■ **THE PROBLEM**: Please retype the records below exactly, leaving out any pictures.

■ **DATASET ENTRIES**:
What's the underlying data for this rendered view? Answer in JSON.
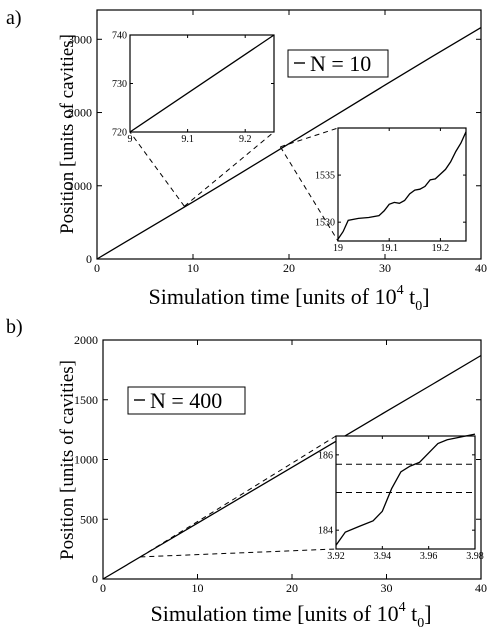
{
  "figure": {
    "panels": [
      {
        "label": "a)",
        "title": "",
        "xlabel_main": "Simulation time [units of 10",
        "xlabel_exp": "4",
        "xlabel_t": " t",
        "xlabel_sub": "0",
        "xlabel_end": "]",
        "ylabel": "Position [units of cavities]",
        "legend": "N = 10"
      },
      {
        "label": "b)",
        "title": "",
        "xlabel_main": "Simulation time [units of 10",
        "xlabel_exp": "4",
        "xlabel_t": " t",
        "xlabel_sub": "0",
        "xlabel_end": "]",
        "ylabel": "Position [units of cavities]",
        "legend": "N = 400"
      }
    ]
  },
  "chart_data": [
    {
      "id": "a-main",
      "type": "line",
      "panel_label": "a)",
      "xlabel": "Simulation time [units of 10^4 t0]",
      "ylabel": "Position [units of cavities]",
      "xlim": [
        0,
        40
      ],
      "ylim": [
        0,
        3400
      ],
      "xticks": [
        0,
        10,
        20,
        30,
        40
      ],
      "yticks": [
        0,
        1000,
        2000,
        3000
      ],
      "grid": false,
      "legend_position": "top-right",
      "series": [
        {
          "name": "N = 10",
          "x": [
            0,
            5,
            10,
            15,
            20,
            25,
            30,
            35,
            40
          ],
          "y": [
            0,
            390,
            780,
            1175,
            1575,
            1975,
            2375,
            2770,
            3160
          ]
        }
      ],
      "annotations": [
        {
          "type": "zoom",
          "from_x": 9.1,
          "from_y": 720,
          "to_inset": "a-inset-left"
        },
        {
          "type": "zoom",
          "from_x": 19.1,
          "from_y": 1532,
          "to_inset": "a-inset-right"
        }
      ]
    },
    {
      "id": "a-inset-left",
      "type": "line",
      "xlim": [
        9,
        9.25
      ],
      "ylim": [
        720,
        740
      ],
      "xticks": [
        9,
        9.1,
        9.2
      ],
      "yticks": [
        720,
        730,
        740
      ],
      "series": [
        {
          "x": [
            9.0,
            9.25
          ],
          "y": [
            720,
            740
          ]
        }
      ]
    },
    {
      "id": "a-inset-right",
      "type": "line",
      "xlim": [
        19,
        19.25
      ],
      "ylim": [
        1528,
        1540
      ],
      "xticks": [
        19,
        19.1,
        19.2
      ],
      "yticks": [
        1530,
        1535
      ],
      "series": [
        {
          "x": [
            19.0,
            19.01,
            19.02,
            19.04,
            19.06,
            19.08,
            19.09,
            19.1,
            19.11,
            19.12,
            19.13,
            19.14,
            19.15,
            19.16,
            19.17,
            19.18,
            19.19,
            19.2,
            19.21,
            19.22,
            19.23,
            19.24,
            19.25
          ],
          "y": [
            1528.2,
            1529.0,
            1530.2,
            1530.4,
            1530.5,
            1530.7,
            1531.2,
            1531.9,
            1532.1,
            1532.0,
            1532.3,
            1533.0,
            1533.4,
            1533.5,
            1533.8,
            1534.5,
            1534.6,
            1535.1,
            1535.6,
            1536.4,
            1537.5,
            1538.4,
            1539.6
          ]
        }
      ]
    },
    {
      "id": "b-main",
      "type": "line",
      "panel_label": "b)",
      "xlabel": "Simulation time [units of 10^4 t0]",
      "ylabel": "Position [units of cavities]",
      "xlim": [
        0,
        40
      ],
      "ylim": [
        0,
        2000
      ],
      "xticks": [
        0,
        10,
        20,
        30,
        40
      ],
      "yticks": [
        0,
        500,
        1000,
        1500,
        2000
      ],
      "grid": false,
      "legend_position": "top-left",
      "series": [
        {
          "name": "N = 400",
          "x": [
            0,
            5,
            10,
            15,
            20,
            25,
            30,
            35,
            40
          ],
          "y": [
            0,
            234,
            467,
            701,
            935,
            1169,
            1403,
            1636,
            1870
          ]
        }
      ],
      "annotations": [
        {
          "type": "zoom",
          "from_x": 3.95,
          "from_y": 185,
          "to_inset": "b-inset"
        }
      ]
    },
    {
      "id": "b-inset",
      "type": "line",
      "xlim": [
        3.92,
        3.98
      ],
      "ylim": [
        183.5,
        186.5
      ],
      "xticks": [
        3.92,
        3.94,
        3.96,
        3.98
      ],
      "yticks": [
        184,
        186
      ],
      "hlines_dashed": [
        185.0,
        185.75
      ],
      "series": [
        {
          "x": [
            3.92,
            3.924,
            3.93,
            3.936,
            3.94,
            3.944,
            3.948,
            3.952,
            3.956,
            3.96,
            3.964,
            3.968,
            3.972,
            3.976,
            3.98
          ],
          "y": [
            183.6,
            183.95,
            184.1,
            184.25,
            184.5,
            185.1,
            185.55,
            185.7,
            185.8,
            186.05,
            186.3,
            186.4,
            186.45,
            186.5,
            186.55
          ]
        }
      ]
    }
  ]
}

■ **WRITTEN SOLUTION**:
What's the underlying data for this rendered view? Answer in JSON.
{
  "figure": {
    "panels": [
      {
        "label": "a)",
        "title": "",
        "xlabel_main": "Simulation time [units of 10",
        "xlabel_exp": "4",
        "xlabel_t": " t",
        "xlabel_sub": "0",
        "xlabel_end": "]",
        "ylabel": "Position [units of cavities]",
        "legend": "N = 10"
      },
      {
        "label": "b)",
        "title": "",
        "xlabel_main": "Simulation time [units of 10",
        "xlabel_exp": "4",
        "xlabel_t": " t",
        "xlabel_sub": "0",
        "xlabel_end": "]",
        "ylabel": "Position [units of cavities]",
        "legend": "N = 400"
      }
    ]
  },
  "chart_data": [
    {
      "id": "a-main",
      "type": "line",
      "panel_label": "a)",
      "xlabel": "Simulation time [units of 10^4 t0]",
      "ylabel": "Position [units of cavities]",
      "xlim": [
        0,
        40
      ],
      "ylim": [
        0,
        3400
      ],
      "xticks": [
        0,
        10,
        20,
        30,
        40
      ],
      "yticks": [
        0,
        1000,
        2000,
        3000
      ],
      "grid": false,
      "legend_position": "top-right",
      "series": [
        {
          "name": "N = 10",
          "x": [
            0,
            5,
            10,
            15,
            20,
            25,
            30,
            35,
            40
          ],
          "y": [
            0,
            390,
            780,
            1175,
            1575,
            1975,
            2375,
            2770,
            3160
          ]
        }
      ],
      "annotations": [
        {
          "type": "zoom",
          "from_x": 9.1,
          "from_y": 720,
          "to_inset": "a-inset-left"
        },
        {
          "type": "zoom",
          "from_x": 19.1,
          "from_y": 1532,
          "to_inset": "a-inset-right"
        }
      ]
    },
    {
      "id": "a-inset-left",
      "type": "line",
      "xlim": [
        9,
        9.25
      ],
      "ylim": [
        720,
        740
      ],
      "xticks": [
        9,
        9.1,
        9.2
      ],
      "yticks": [
        720,
        730,
        740
      ],
      "series": [
        {
          "x": [
            9.0,
            9.25
          ],
          "y": [
            720,
            740
          ]
        }
      ]
    },
    {
      "id": "a-inset-right",
      "type": "line",
      "xlim": [
        19,
        19.25
      ],
      "ylim": [
        1528,
        1540
      ],
      "xticks": [
        19,
        19.1,
        19.2
      ],
      "yticks": [
        1530,
        1535
      ],
      "series": [
        {
          "x": [
            19.0,
            19.01,
            19.02,
            19.04,
            19.06,
            19.08,
            19.09,
            19.1,
            19.11,
            19.12,
            19.13,
            19.14,
            19.15,
            19.16,
            19.17,
            19.18,
            19.19,
            19.2,
            19.21,
            19.22,
            19.23,
            19.24,
            19.25
          ],
          "y": [
            1528.2,
            1529.0,
            1530.2,
            1530.4,
            1530.5,
            1530.7,
            1531.2,
            1531.9,
            1532.1,
            1532.0,
            1532.3,
            1533.0,
            1533.4,
            1533.5,
            1533.8,
            1534.5,
            1534.6,
            1535.1,
            1535.6,
            1536.4,
            1537.5,
            1538.4,
            1539.6
          ]
        }
      ]
    },
    {
      "id": "b-main",
      "type": "line",
      "panel_label": "b)",
      "xlabel": "Simulation time [units of 10^4 t0]",
      "ylabel": "Position [units of cavities]",
      "xlim": [
        0,
        40
      ],
      "ylim": [
        0,
        2000
      ],
      "xticks": [
        0,
        10,
        20,
        30,
        40
      ],
      "yticks": [
        0,
        500,
        1000,
        1500,
        2000
      ],
      "grid": false,
      "legend_position": "top-left",
      "series": [
        {
          "name": "N = 400",
          "x": [
            0,
            5,
            10,
            15,
            20,
            25,
            30,
            35,
            40
          ],
          "y": [
            0,
            234,
            467,
            701,
            935,
            1169,
            1403,
            1636,
            1870
          ]
        }
      ],
      "annotations": [
        {
          "type": "zoom",
          "from_x": 3.95,
          "from_y": 185,
          "to_inset": "b-inset"
        }
      ]
    },
    {
      "id": "b-inset",
      "type": "line",
      "xlim": [
        3.92,
        3.98
      ],
      "ylim": [
        183.5,
        186.5
      ],
      "xticks": [
        3.92,
        3.94,
        3.96,
        3.98
      ],
      "yticks": [
        184,
        186
      ],
      "hlines_dashed": [
        185.0,
        185.75
      ],
      "series": [
        {
          "x": [
            3.92,
            3.924,
            3.93,
            3.936,
            3.94,
            3.944,
            3.948,
            3.952,
            3.956,
            3.96,
            3.964,
            3.968,
            3.972,
            3.976,
            3.98
          ],
          "y": [
            183.6,
            183.95,
            184.1,
            184.25,
            184.5,
            185.1,
            185.55,
            185.7,
            185.8,
            186.05,
            186.3,
            186.4,
            186.45,
            186.5,
            186.55
          ]
        }
      ]
    }
  ]
}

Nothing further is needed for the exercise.